EXERCISE OBJECTIVE: According to the Falcon 6X article, what altitude did the jet climb to on its first flight?

Falcon 6X
The first flight of Dassault's Falcon 6X marks the beginning of the flight test program. (Photo: Dassault Aviation)

First Flight for Dassault Falcon 6X

The airframer expects the long-range widebody flagship jet to be certified in 2022.

At 2:45 p.m. local time on March 10, Dassault Aviation test pilots Bruno Ferry and Fabrice Vallette pushed the throttles forward and lifted off on the first flight of Falcon 6X S/N 1 from France’s Bordeaux-Mérignac Airport. The event launched the flight-test phase of the widebody 6X, Dassault’s newest fly-by-wire flagship. Certification and entry into service are planned for 2022. 

Ferry—in the left seat—and Vallette logged about two and a half hours during the flight, testing handling qualities, engine response, and key systems while climbing to 40,000 feet and reaching Mach 0.80.

LISTED RECORDS:

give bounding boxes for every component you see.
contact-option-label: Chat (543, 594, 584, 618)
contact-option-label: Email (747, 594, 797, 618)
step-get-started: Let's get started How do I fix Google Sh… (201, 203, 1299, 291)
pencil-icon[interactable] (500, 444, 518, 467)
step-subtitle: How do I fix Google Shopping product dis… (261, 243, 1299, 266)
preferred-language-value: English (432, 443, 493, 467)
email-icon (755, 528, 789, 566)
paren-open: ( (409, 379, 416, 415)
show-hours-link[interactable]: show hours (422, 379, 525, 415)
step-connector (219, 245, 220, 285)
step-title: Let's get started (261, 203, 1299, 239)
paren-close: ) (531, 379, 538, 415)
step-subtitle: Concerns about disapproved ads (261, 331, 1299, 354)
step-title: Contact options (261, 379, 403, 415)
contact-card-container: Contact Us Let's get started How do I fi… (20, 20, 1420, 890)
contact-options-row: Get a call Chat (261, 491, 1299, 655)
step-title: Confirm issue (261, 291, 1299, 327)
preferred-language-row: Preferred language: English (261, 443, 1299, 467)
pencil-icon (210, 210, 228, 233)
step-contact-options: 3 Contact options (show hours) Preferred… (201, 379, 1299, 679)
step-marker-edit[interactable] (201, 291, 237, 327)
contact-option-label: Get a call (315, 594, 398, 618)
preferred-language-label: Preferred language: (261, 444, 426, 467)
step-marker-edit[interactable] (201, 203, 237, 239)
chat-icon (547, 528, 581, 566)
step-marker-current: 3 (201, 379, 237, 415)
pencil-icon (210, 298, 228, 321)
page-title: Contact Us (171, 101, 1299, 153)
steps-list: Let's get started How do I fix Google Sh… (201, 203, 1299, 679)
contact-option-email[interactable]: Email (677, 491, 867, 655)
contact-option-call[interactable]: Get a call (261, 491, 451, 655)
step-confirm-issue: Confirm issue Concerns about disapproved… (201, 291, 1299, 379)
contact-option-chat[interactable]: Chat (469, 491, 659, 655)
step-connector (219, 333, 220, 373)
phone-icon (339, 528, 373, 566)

ANSWER TO THIS EXERCISE: 40,000 feet